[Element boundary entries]
# # # #

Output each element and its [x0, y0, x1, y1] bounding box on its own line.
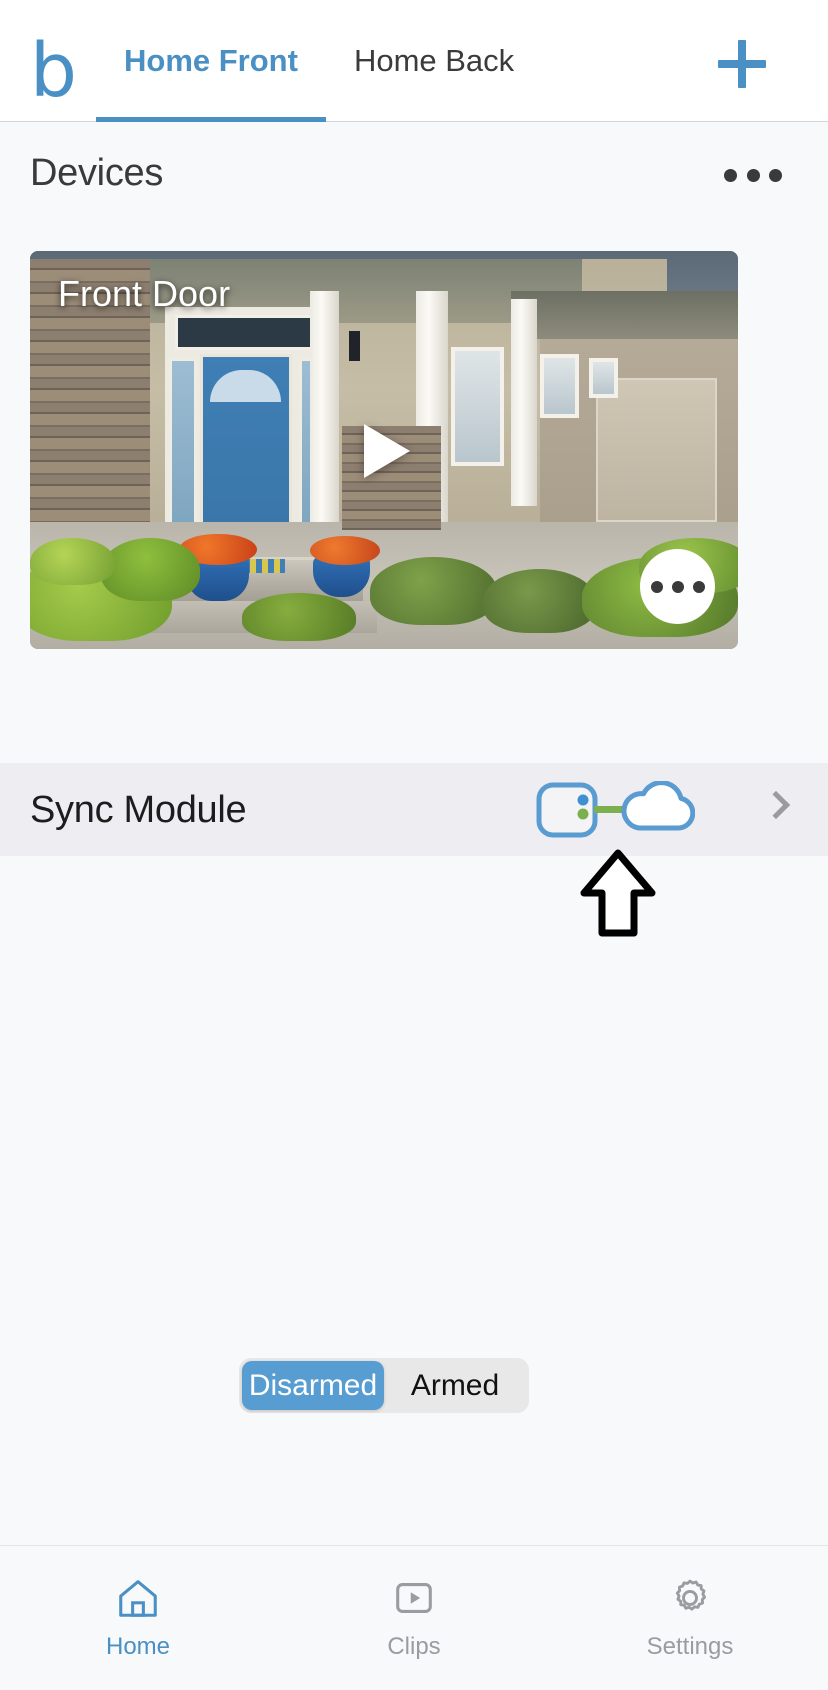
tab-home-front[interactable]: Home Front — [96, 0, 326, 122]
sync-module-label: Sync Module — [30, 789, 247, 831]
nav-item-clips-label: Clips — [387, 1633, 441, 1660]
toggle-option-disarmed-label: Disarmed — [248, 1368, 378, 1402]
sync-module-cloud-connected-icon — [535, 780, 696, 839]
toggle-option-armed[interactable]: Armed — [384, 1361, 526, 1410]
more-horizontal-icon[interactable] — [724, 168, 782, 182]
chevron-right-icon[interactable] — [761, 790, 791, 820]
toggle-option-armed-label: Armed — [410, 1368, 500, 1402]
devices-section-header: Devices — [0, 122, 828, 240]
toggle-option-disarmed[interactable]: Disarmed — [242, 1361, 384, 1410]
clips-play-icon — [396, 1583, 432, 1613]
nav-item-home[interactable]: Home — [0, 1546, 276, 1690]
top-bar: b Home Front Home Back — [0, 0, 828, 122]
tab-home-back[interactable]: Home Back — [326, 0, 542, 122]
up-arrow-annotation-icon — [578, 849, 658, 942]
network-tabs: Home Front Home Back — [96, 0, 542, 122]
camera-more-options-button[interactable] — [640, 549, 715, 624]
blink-logo: b — [30, 28, 77, 114]
app-screen: b Home Front Home Back Devices Front Doo… — [0, 0, 828, 1690]
tab-home-back-label: Home Back — [353, 43, 515, 78]
camera-name-label: Front Door — [58, 273, 231, 314]
home-icon — [119, 1580, 157, 1617]
nav-item-clips[interactable]: Clips — [276, 1546, 552, 1690]
nav-item-home-label: Home — [105, 1633, 171, 1660]
play-icon[interactable] — [364, 424, 410, 478]
bottom-navigation-bar: Home Clips Settings — [0, 1545, 828, 1690]
tab-home-front-label: Home Front — [124, 43, 298, 78]
gear-icon — [675, 1579, 707, 1611]
arm-disarm-toggle[interactable]: Disarmed Armed — [239, 1358, 529, 1413]
page-title: Devices — [30, 152, 164, 194]
plus-icon[interactable] — [718, 40, 766, 88]
nav-item-settings[interactable]: Settings — [552, 1546, 828, 1690]
sync-module-row[interactable]: Sync Module — [0, 763, 828, 856]
nav-item-settings-label: Settings — [646, 1633, 734, 1660]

# # # #

» EXERCISE DESCRIPTION
Transcribe, unchanged, the lines above from the one containing "tab-home-front[interactable]: Home Front" through the one containing "nav-item-home-label: Home —", including both.

» WRITTEN RESPONSE
tab-home-front[interactable]: Home Front — [96, 0, 326, 122]
sync-module-label: Sync Module — [30, 789, 247, 831]
nav-item-clips-label: Clips — [387, 1633, 441, 1660]
toggle-option-disarmed-label: Disarmed — [248, 1368, 378, 1402]
sync-module-cloud-connected-icon — [535, 780, 696, 839]
toggle-option-armed[interactable]: Armed — [384, 1361, 526, 1410]
more-horizontal-icon[interactable] — [724, 168, 782, 182]
chevron-right-icon[interactable] — [761, 790, 791, 820]
toggle-option-armed-label: Armed — [410, 1368, 500, 1402]
devices-section-header: Devices — [0, 122, 828, 240]
toggle-option-disarmed[interactable]: Disarmed — [242, 1361, 384, 1410]
clips-play-icon — [396, 1583, 432, 1613]
nav-item-home[interactable]: Home — [0, 1546, 276, 1690]
top-bar: b Home Front Home Back — [0, 0, 828, 122]
tab-home-back[interactable]: Home Back — [326, 0, 542, 122]
up-arrow-annotation-icon — [578, 849, 658, 942]
network-tabs: Home Front Home Back — [96, 0, 542, 122]
camera-more-options-button[interactable] — [640, 549, 715, 624]
blink-logo: b — [30, 28, 77, 114]
app-screen: b Home Front Home Back Devices Front Doo… — [0, 0, 828, 1690]
tab-home-back-label: Home Back — [353, 43, 515, 78]
camera-name-label: Front Door — [58, 273, 231, 314]
home-icon — [119, 1580, 157, 1617]
nav-item-clips[interactable]: Clips — [276, 1546, 552, 1690]
nav-item-home-label: Home — [105, 1633, 171, 1660]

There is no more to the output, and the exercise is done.